## Objective 1
In the Maniilaq blog post, swap "godly man" for "holy man" and write out the passage between "I have picked" and "his sisters' descendants.", inclusive.

Sunday, January 30, 2011

Maniilaq: A New Picture?

Maniilaq was born in the area of Qala, which is uninhabited now, but was in the upper Kobuk River area, near present day Kobuk and Shungnak. His birth date is uncertain, but most place it in the early 1830's

I have picked up some interesting facts in my reading that would somewhat alter the traditional view of this godly man. The first fact is that nothing is ever said about his father though his mother and sisters are well-documented with their names and the names of his sisters' descendants.

The second fact is that at about the time Maniilaq was born Qala was an Athabascan village, not an Inupiaq one. Athbascans and Eskimos have traditionally been enemies. Could it be that none of the Inupiat elders, who are the source of all we know of Maniilaq, know anything of his father because he was not Inupiat, but Athabascan?

The last fact is that at least one of the elders recounted that Maniilaq sometimes talked in a language that no one could understand. Being of the persuasion that the gift of tongues is given to help people who speak different languages better understand each other, this was uncomfortable for me to read. But it does fit perfectly if Maniilaq's father was not an Eskimo and thus Maniilaq was bilingual.

Maniilaq's story is full of unexplored details that we can not know the answers to until we meet him and his family in heaven. Then every tongue and tribe and nation will praise God together in one mighty voice and I know that many of Maniilaq's family will be there among them.

Tuesday, January 25, 2011

Maniilaq: Questioning his way to God

Over the past couple of years, I have been repeated challenged in my Christianity as I followed the dialogue between Warren and a former Christian turned atheist that I will call Kelly. Each time I have come away stronger in my beliefs. I have come to see it is important for every Christian to regularly examine their beliefs to truly understand the essence of Christianity. This is best done by getting to know non-believers.

This week I again examined my beliefs courtesy of Kelly. This time I realized that like Kelly there is no middle ground for me between atheism and Christianity. But for me the desire for righteousness and the evidence for Christianity are too strong to abandon my beliefs. I believe for Kelly the pain caused by Christians is too deep to trust "their God", though Kelly would tell you the reasons are scientific.

## Given information
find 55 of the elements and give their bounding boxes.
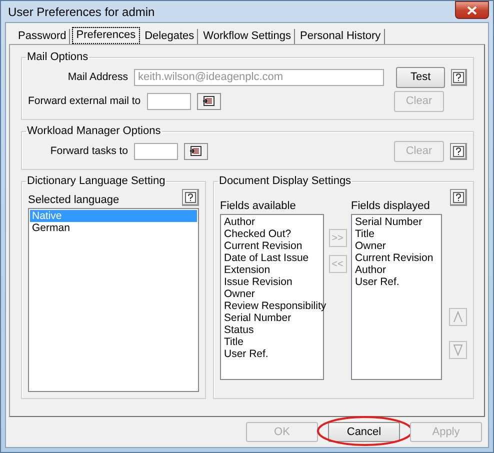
address-book-icon [202, 96, 215, 106]
tab[interactable]: Personal History [296, 29, 385, 44]
list-item[interactable]: German [30, 222, 197, 234]
forward-mail-field[interactable] [146, 92, 191, 110]
tab[interactable]: Delegates [142, 29, 198, 44]
help-button[interactable] [450, 68, 467, 86]
address-picker-button[interactable] [184, 142, 208, 160]
list-label: Selected language [28, 194, 120, 206]
list-item[interactable]: Current Revision [353, 252, 440, 264]
help-icon [453, 146, 464, 156]
list-box[interactable]: Author Checked Out? Current Revision Date of Last Issue Extension Issue Revision Owner Review Responsibility Serial Number Status Title User Ref. [220, 214, 324, 380]
close-button[interactable] [455, 1, 489, 19]
group-title: Mail Options [26, 51, 90, 63]
address-picker-button[interactable] [196, 92, 221, 110]
help-icon [453, 192, 464, 203]
field-label: Mail Address [66, 71, 128, 83]
list-item[interactable]: Issue Revision [222, 276, 322, 288]
list-item[interactable]: Extension [222, 264, 322, 276]
help-button[interactable] [450, 189, 467, 206]
close-icon [467, 6, 477, 14]
help-button[interactable] [182, 189, 199, 206]
down-triangle-icon [453, 344, 463, 356]
list-box[interactable]: Native German [28, 208, 199, 392]
tab[interactable]: Workflow Settings [200, 29, 295, 44]
field-label: Forward external mail to [28, 95, 141, 107]
tab[interactable]: Preferences [72, 27, 140, 44]
list-item[interactable]: Author [222, 216, 322, 228]
list-item[interactable]: Author [353, 264, 440, 276]
help-icon [453, 72, 464, 82]
window-title: User Preferences for admin [7, 4, 155, 18]
list-box[interactable]: Serial Number Title Owner Current Revision Author User Ref. [351, 214, 442, 380]
list-label: Fields displayed [351, 200, 431, 212]
forward-tasks-field[interactable] [134, 142, 178, 160]
list-item[interactable]: Status [222, 324, 322, 336]
list-item[interactable]: User Ref. [353, 276, 440, 288]
group-title: Dictionary Language Setting [26, 175, 166, 187]
group-title: Workload Manager Options [26, 125, 162, 137]
field-label: Forward tasks to [49, 145, 128, 157]
dialog-button[interactable]: Cancel [328, 422, 400, 442]
list-item[interactable]: Serial Number [353, 216, 440, 228]
list-item[interactable]: User Ref. [222, 348, 322, 360]
help-button[interactable] [450, 142, 467, 160]
list-item[interactable]: Current Revision [222, 240, 322, 252]
help-icon [185, 192, 196, 203]
list-item[interactable]: Date of Last Issue [222, 252, 322, 264]
tab[interactable]: Password [15, 29, 70, 44]
list-label: Fields available [220, 200, 297, 212]
list-item[interactable]: Title [222, 336, 322, 348]
list-item[interactable]: Owner [222, 288, 322, 300]
address-book-icon [190, 146, 202, 156]
list-item[interactable]: Owner [353, 240, 440, 252]
group-title: Document Display Settings [218, 175, 352, 187]
list-item[interactable]: Checked Out? [222, 228, 322, 240]
list-item[interactable]: Title [353, 228, 440, 240]
list-item[interactable]: Serial Number [222, 312, 322, 324]
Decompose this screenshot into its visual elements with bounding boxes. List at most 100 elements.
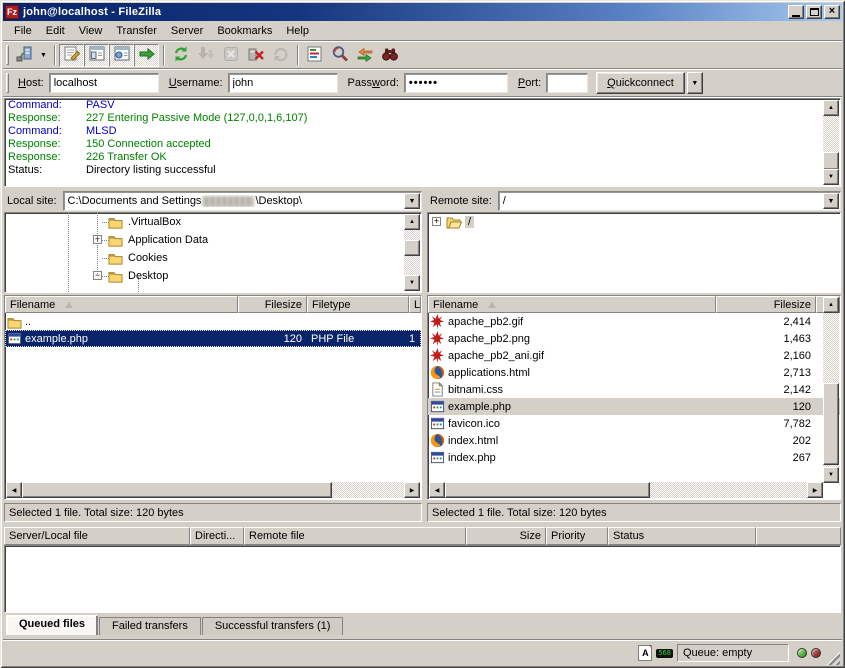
remote-vertical-scrollbar[interactable]: ▲ ▼	[823, 297, 839, 483]
file-row-favicon-ico[interactable]: favicon.ico7,782	[428, 415, 840, 432]
local-tree-scrollbar[interactable]: ▲ ▼	[404, 214, 420, 291]
column-header-filename[interactable]: Filename	[428, 296, 716, 313]
menu-item-file[interactable]: File	[7, 23, 39, 39]
minimize-button[interactable]	[788, 5, 804, 19]
column-header-filename[interactable]: Filename	[5, 296, 238, 313]
file-modified-cell: 1	[409, 333, 421, 345]
find-files-button[interactable]	[377, 44, 402, 67]
toggle-transfer-queue-button[interactable]	[134, 44, 159, 67]
toggle-local-tree-button[interactable]	[84, 44, 109, 67]
toggle-remote-tree-button[interactable]	[109, 44, 134, 67]
tree-item-application-data[interactable]: +Application Data	[5, 231, 421, 249]
scrollbar-thumb[interactable]	[823, 152, 839, 170]
remote-site-combobox[interactable]: / ▼	[498, 191, 841, 211]
file-row--[interactable]: ..	[5, 313, 421, 330]
username-input[interactable]	[228, 73, 338, 93]
chevron-down-icon[interactable]: ▼	[823, 193, 839, 209]
tree-item-desktop[interactable]: −Desktop	[5, 267, 421, 285]
scroll-up-icon[interactable]: ▲	[823, 297, 839, 313]
column-header-filetype[interactable]: Filetype	[307, 296, 409, 313]
queue-column-directi-[interactable]: Directi...	[190, 527, 244, 545]
log-line-text: MLSD	[86, 125, 117, 138]
menu-item-edit[interactable]: Edit	[39, 23, 72, 39]
tree-item--virtualbox[interactable]: .VirtualBox	[5, 213, 421, 231]
queue-column-size[interactable]: Size	[466, 527, 546, 545]
scroll-right-icon[interactable]: ▶	[807, 482, 823, 498]
local-site-combobox[interactable]: C:\Documents and Settings\Desktop\ ▼	[63, 191, 422, 211]
scrollbar-thumb[interactable]	[404, 240, 420, 256]
host-input[interactable]	[49, 73, 159, 93]
queue-column-remote-file[interactable]: Remote file	[244, 527, 466, 545]
file-row-apache-pb2-png[interactable]: apache_pb2.png1,463	[428, 330, 840, 347]
log-scrollbar[interactable]: ▲ ▼	[823, 100, 839, 185]
file-row-apache-pb2-ani-gif[interactable]: apache_pb2_ani.gif2,160	[428, 347, 840, 364]
resize-grip[interactable]	[825, 650, 840, 665]
scrollbar-thumb[interactable]	[22, 482, 332, 498]
password-input[interactable]	[404, 73, 508, 93]
redacted-username	[202, 196, 254, 207]
column-header-filesize[interactable]: Filesize	[238, 296, 307, 313]
filename-filters-button[interactable]	[302, 44, 327, 67]
chevron-down-icon[interactable]: ▼	[404, 193, 420, 209]
queue-column-server-local-file[interactable]: Server/Local file	[4, 527, 190, 545]
scroll-down-icon[interactable]: ▼	[404, 275, 420, 291]
close-button[interactable]: ×	[824, 5, 840, 19]
transfer-type-indicator-icon[interactable]: A’	[638, 645, 652, 661]
site-manager-button[interactable]	[12, 44, 37, 67]
scrollbar-thumb[interactable]	[823, 383, 839, 465]
tab-queued-files[interactable]: Queued files	[6, 615, 98, 635]
toggle-message-log-button[interactable]	[59, 44, 84, 67]
scroll-down-icon[interactable]: ▼	[823, 169, 839, 185]
scroll-down-icon[interactable]: ▼	[823, 467, 839, 483]
disconnect-button[interactable]	[243, 44, 268, 67]
toolbar-separator	[163, 45, 164, 65]
file-row-index-php[interactable]: index.php267	[428, 449, 840, 466]
menu-item-server[interactable]: Server	[164, 23, 210, 39]
file-name: example.php	[448, 401, 511, 413]
remote-horizontal-scrollbar[interactable]: ◀ ▶	[429, 482, 823, 498]
file-size-cell: 1,463	[716, 333, 816, 345]
maximize-button[interactable]	[806, 5, 822, 19]
tree-item-root[interactable]: +/	[428, 213, 840, 231]
quickconnect-button[interactable]: Quickconnect	[596, 72, 685, 94]
column-header-filesize[interactable]: Filesize	[716, 296, 816, 313]
port-input[interactable]	[546, 73, 588, 93]
scroll-right-icon[interactable]: ▶	[404, 482, 420, 498]
directory-comparison-button[interactable]	[327, 44, 352, 67]
quickconnect-dropdown-button[interactable]: ▼	[687, 72, 703, 94]
site-manager-dropdown-button[interactable]: ▼	[37, 44, 50, 67]
file-row-example-php[interactable]: example.php120PHP File1	[5, 330, 421, 347]
scrollbar-thumb[interactable]	[445, 482, 650, 498]
file-size-cell: 7,782	[716, 418, 816, 430]
filter-icon	[306, 45, 324, 66]
file-row-example-php[interactable]: example.php120	[428, 398, 840, 415]
menu-item-transfer[interactable]: Transfer	[109, 23, 164, 39]
scroll-left-icon[interactable]: ◀	[429, 482, 445, 498]
file-name-cell: example.php	[5, 331, 238, 346]
tree-line	[97, 213, 98, 277]
tab-successful-transfers-1-[interactable]: Successful transfers (1)	[202, 617, 344, 635]
refresh-button[interactable]	[168, 44, 193, 67]
menu-item-help[interactable]: Help	[279, 23, 316, 39]
log-line: Response:227 Entering Passive Mode (127,…	[5, 112, 840, 125]
title-bar[interactable]: Fz john@localhost - FileZilla ×	[3, 3, 842, 21]
synchronized-browsing-button[interactable]	[352, 44, 377, 67]
file-row-index-html[interactable]: index.html202	[428, 432, 840, 449]
file-name-cell: ..	[5, 314, 238, 329]
queue-column-status[interactable]: Status	[608, 527, 756, 545]
speed-limit-indicator-icon[interactable]: 568	[656, 649, 673, 658]
tab-failed-transfers[interactable]: Failed transfers	[99, 617, 201, 635]
file-row-applications-html[interactable]: applications.html2,713	[428, 364, 840, 381]
file-row-bitnami-css[interactable]: bitnami.css2,142	[428, 381, 840, 398]
scroll-up-icon[interactable]: ▲	[823, 100, 839, 116]
scroll-left-icon[interactable]: ◀	[6, 482, 22, 498]
expand-icon[interactable]: +	[432, 217, 441, 226]
tree-item-cookies[interactable]: Cookies	[5, 249, 421, 267]
local-horizontal-scrollbar[interactable]: ◀ ▶	[6, 482, 420, 498]
column-header-l[interactable]: L	[409, 296, 421, 313]
queue-column-priority[interactable]: Priority	[546, 527, 608, 545]
scroll-up-icon[interactable]: ▲	[404, 214, 420, 230]
menu-item-view[interactable]: View	[72, 23, 110, 39]
menu-item-bookmarks[interactable]: Bookmarks	[210, 23, 279, 39]
file-row-apache-pb2-gif[interactable]: apache_pb2.gif2,414	[428, 313, 840, 330]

## Objective 2
Reproduce exactly the lines of the listing between the line holding "297, 839, 483]" and the line holding "23, 72, 39]", inclusive.

## Full answer 1
I have picked up some interesting facts in my reading that would somewhat alter the traditional view of this holy man. The first fact is that nothing is ever said about his father though his mother and sisters are well-documented with their names and the names of his sisters' descendants.

## Full answer 2
remote-vertical-scrollbar[interactable]: ▲ ▼	[823, 297, 839, 483]
file-row-favicon-ico[interactable]: favicon.ico7,782	[428, 415, 840, 432]
local-tree-scrollbar[interactable]: ▲ ▼	[404, 214, 420, 291]
column-header-filename[interactable]: Filename	[428, 296, 716, 313]
menu-item-file[interactable]: File	[7, 23, 39, 39]
minimize-button[interactable]	[788, 5, 804, 19]
column-header-filename[interactable]: Filename	[5, 296, 238, 313]
file-modified-cell: 1	[409, 333, 421, 345]
find-files-button[interactable]	[377, 44, 402, 67]
toggle-transfer-queue-button[interactable]	[134, 44, 159, 67]
toggle-local-tree-button[interactable]	[84, 44, 109, 67]
toggle-remote-tree-button[interactable]	[109, 44, 134, 67]
tree-item-application-data[interactable]: +Application Data	[5, 231, 421, 249]
scrollbar-thumb[interactable]	[823, 152, 839, 170]
remote-site-combobox[interactable]: / ▼	[498, 191, 841, 211]
file-row--[interactable]: ..	[5, 313, 421, 330]
username-input[interactable]	[228, 73, 338, 93]
chevron-down-icon[interactable]: ▼	[823, 193, 839, 209]
tree-item-desktop[interactable]: −Desktop	[5, 267, 421, 285]
scroll-up-icon[interactable]: ▲	[823, 297, 839, 313]
column-header-filetype[interactable]: Filetype	[307, 296, 409, 313]
queue-column-directi-[interactable]: Directi...	[190, 527, 244, 545]
log-line-text: MLSD	[86, 125, 117, 138]
menu-item-edit[interactable]: Edit	[39, 23, 72, 39]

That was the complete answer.